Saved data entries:
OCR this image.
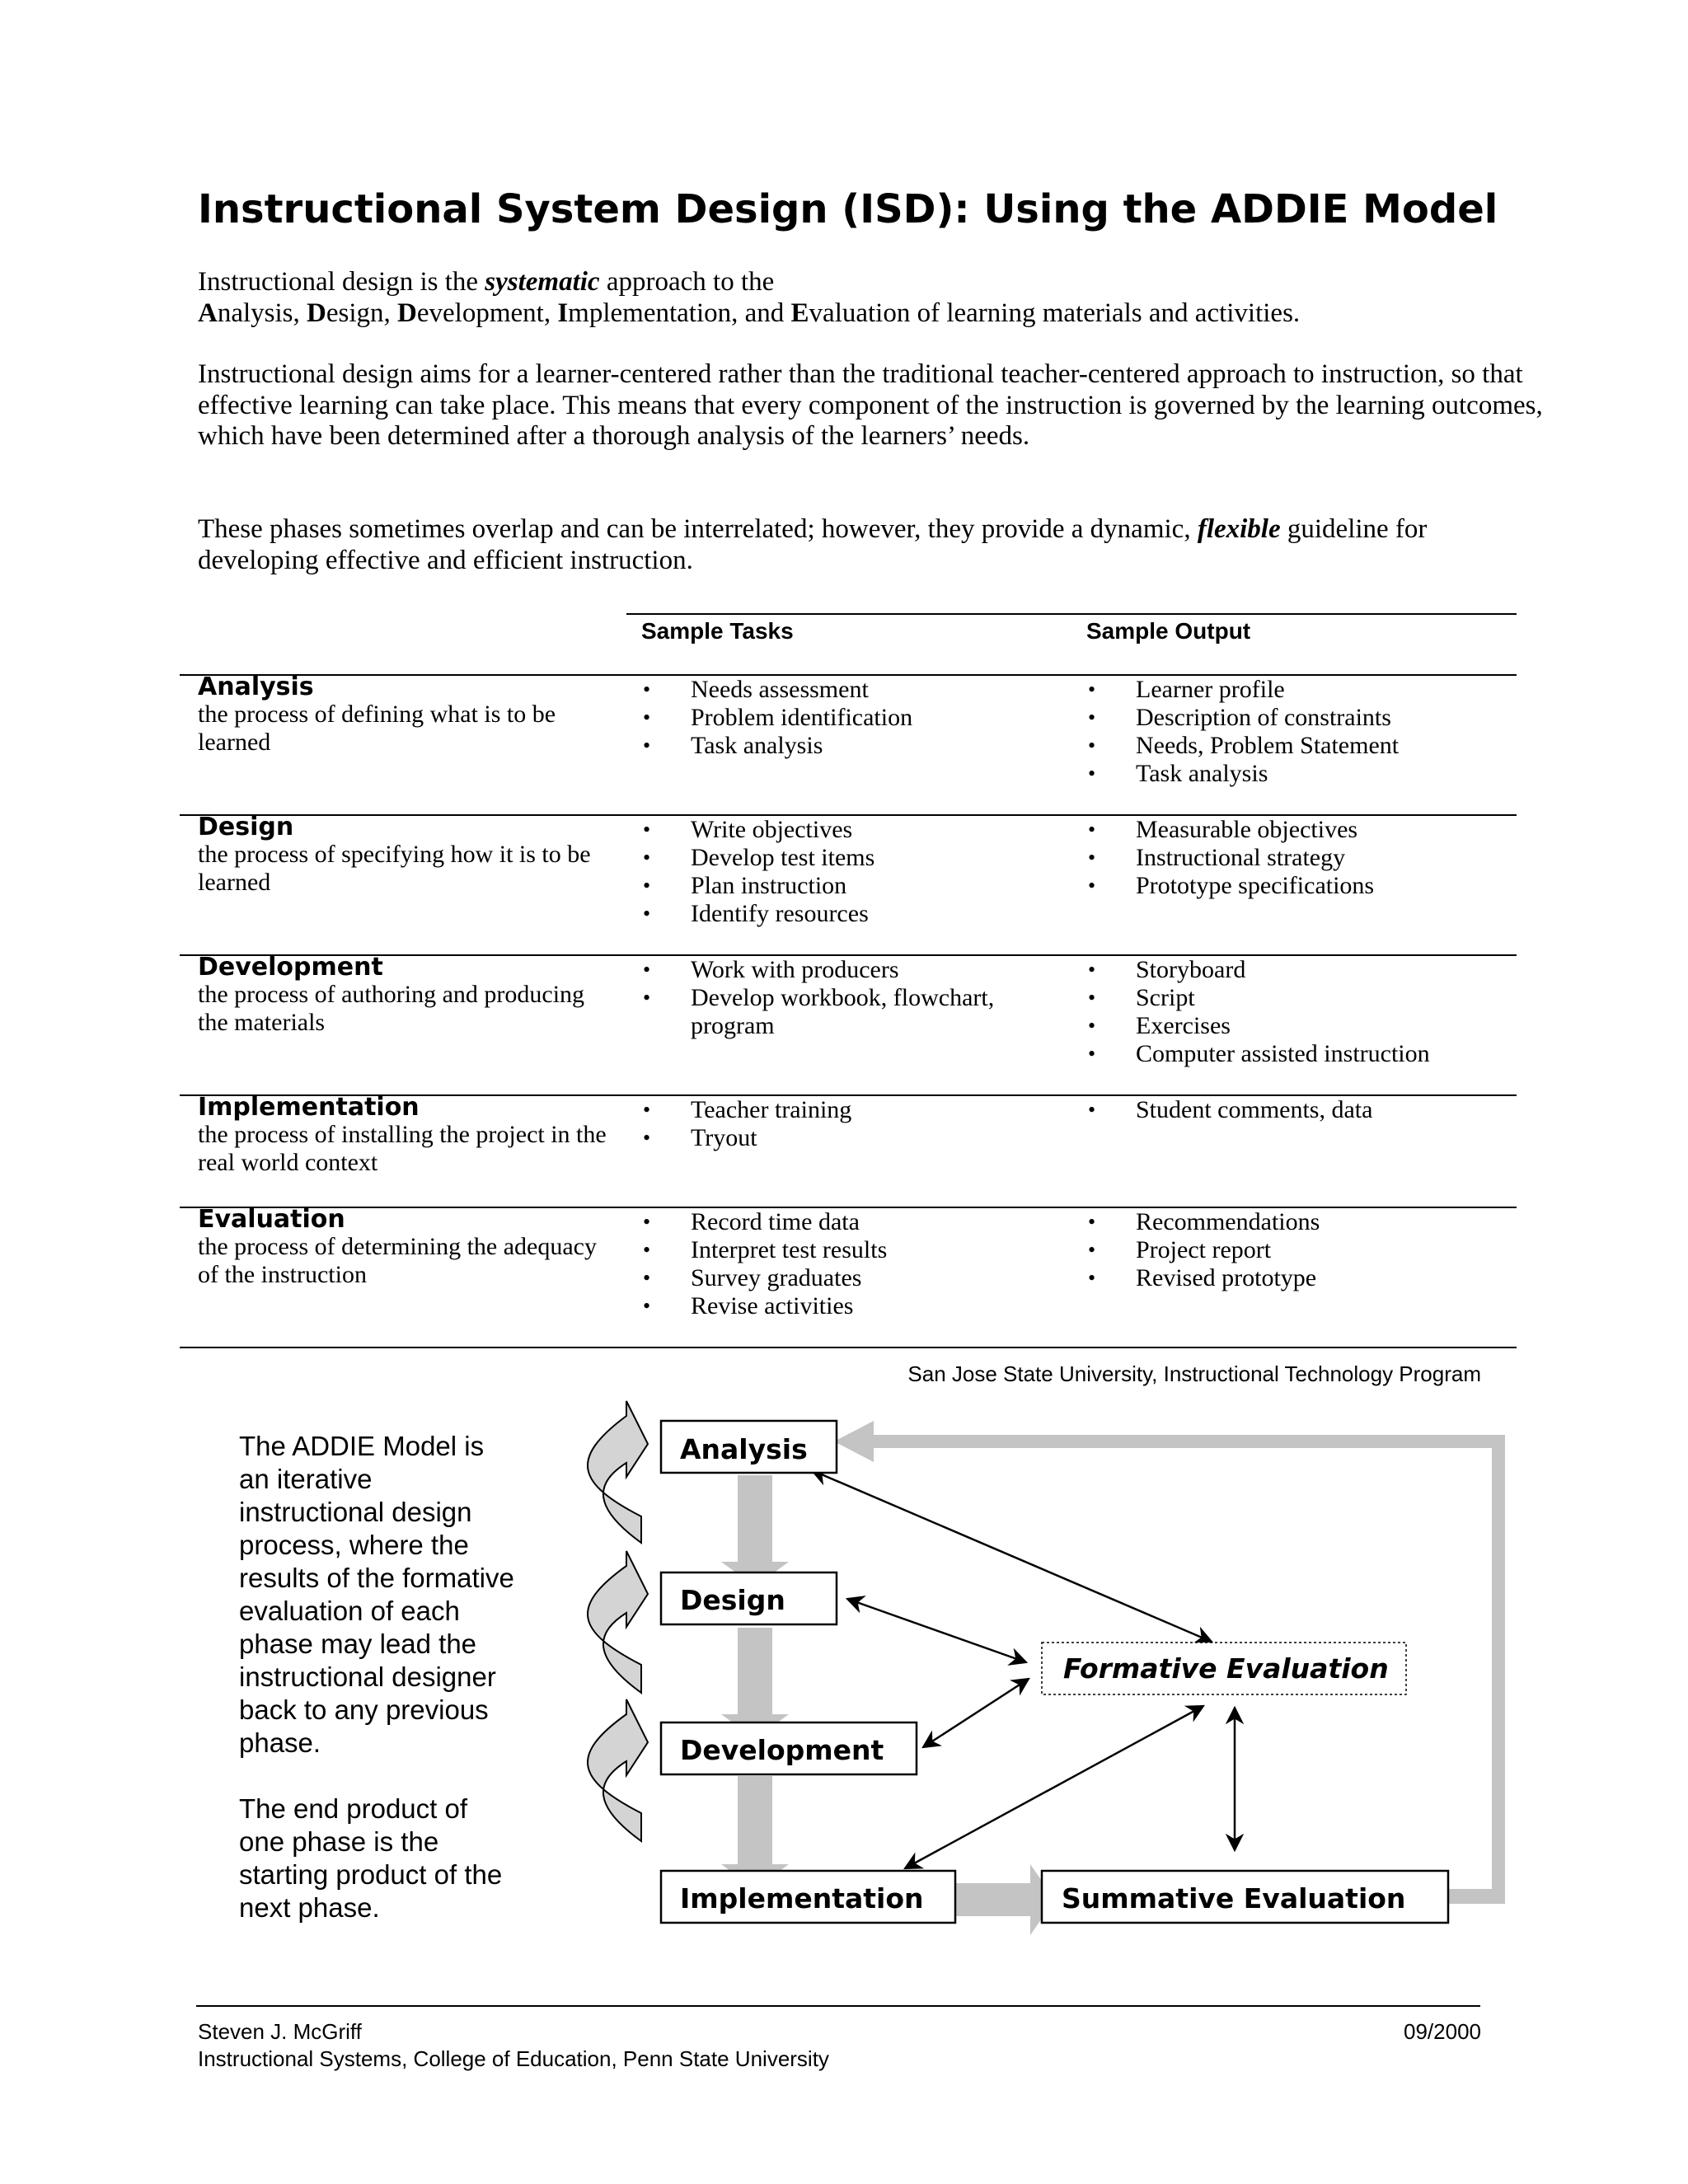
Instructional System Design (ISD): Using the ADDIE Model
Instructional design is the systematic approach to the
Analysis, Design, Development, Implementation, and Evaluation of learning materials and activities.
Instructional design aims for a learner-centered rather than the traditional teacher-centered approach to instruction, so that effective learning can take place. This means that every component of the instruction is governed by the learning outcomes, which have been determined after a thorough analysis of the learners’ needs.
These phases sometimes overlap and can be interrelated; however, they provide a dynamic, flexible guideline for developing effective and efficient instruction.
Sample Tasks	Sample Output
Analysis
the process of defining what is to be learned
• Needs assessment
• Problem identification
• Task analysis
• Learner profile
• Description of constraints
• Needs, Problem Statement
• Task analysis
Design
the process of specifying how it is to be learned
• Write objectives
• Develop test items
• Plan instruction
• Identify resources
• Measurable objectives
• Instructional strategy
• Prototype specifications
Development
the process of authoring and producing the materials
• Work with producers
• Develop workbook, flowchart, program
• Storyboard
• Script
• Exercises
• Computer assisted instruction
Implementation
the process of installing the project in the real world context
• Teacher training
• Tryout
• Student comments, data
Evaluation
the process of determining the adequacy of the instruction
• Record time data
• Interpret test results
• Survey graduates
• Revise activities
• Recommendations
• Project report
• Revised prototype
San Jose State University, Instructional Technology Program

The ADDIE Model is an iterative instructional design process, where the results of the formative evaluation of each phase may lead the instructional designer back to any previous phase.

The end product of one phase is the starting product of the next phase.

Analysis
Design
Development
Implementation
Formative Evaluation
Summative Evaluation
Steven J. McGriff
Instructional Systems, College of Education, Penn State University
09/2000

* [Written problem]: Without including any picture, repeat the data exactly.

* [Full answer]:
OCR this image.
Instructional System Design (ISD): Using the ADDIE Model
Instructional design is the systematic approach to the
Analysis, Design, Development, Implementation, and Evaluation of learning materials and activities.
Instructional design aims for a learner-centered rather than the traditional teacher-centered approach to instruction, so that effective learning can take place. This means that every component of the instruction is governed by the learning outcomes, which have been determined after a thorough analysis of the learners’ needs.
These phases sometimes overlap and can be interrelated; however, they provide a dynamic, flexible guideline for developing effective and efficient instruction.
Sample Tasks	Sample Output
Analysis
the process of defining what is to be learned
• Needs assessment
• Problem identification
• Task analysis
• Learner profile
• Description of constraints
• Needs, Problem Statement
• Task analysis
Design
the process of specifying how it is to be learned
• Write objectives
• Develop test items
• Plan instruction
• Identify resources
• Measurable objectives
• Instructional strategy
• Prototype specifications
Development
the process of authoring and producing the materials
• Work with producers
• Develop workbook, flowchart, program
• Storyboard
• Script
• Exercises
• Computer assisted instruction
Implementation
the process of installing the project in the real world context
• Teacher training
• Tryout
• Student comments, data
Evaluation
the process of determining the adequacy of the instruction
• Record time data
• Interpret test results
• Survey graduates
• Revise activities
• Recommendations
• Project report
• Revised prototype
San Jose State University, Instructional Technology Program

The ADDIE Model is an iterative instructional design process, where the results of the formative evaluation of each phase may lead the instructional designer back to any previous phase.

The end product of one phase is the starting product of the next phase.

Analysis
Design
Development
Implementation
Formative Evaluation
Summative Evaluation
Steven J. McGriff
Instructional Systems, College of Education, Penn State University
09/2000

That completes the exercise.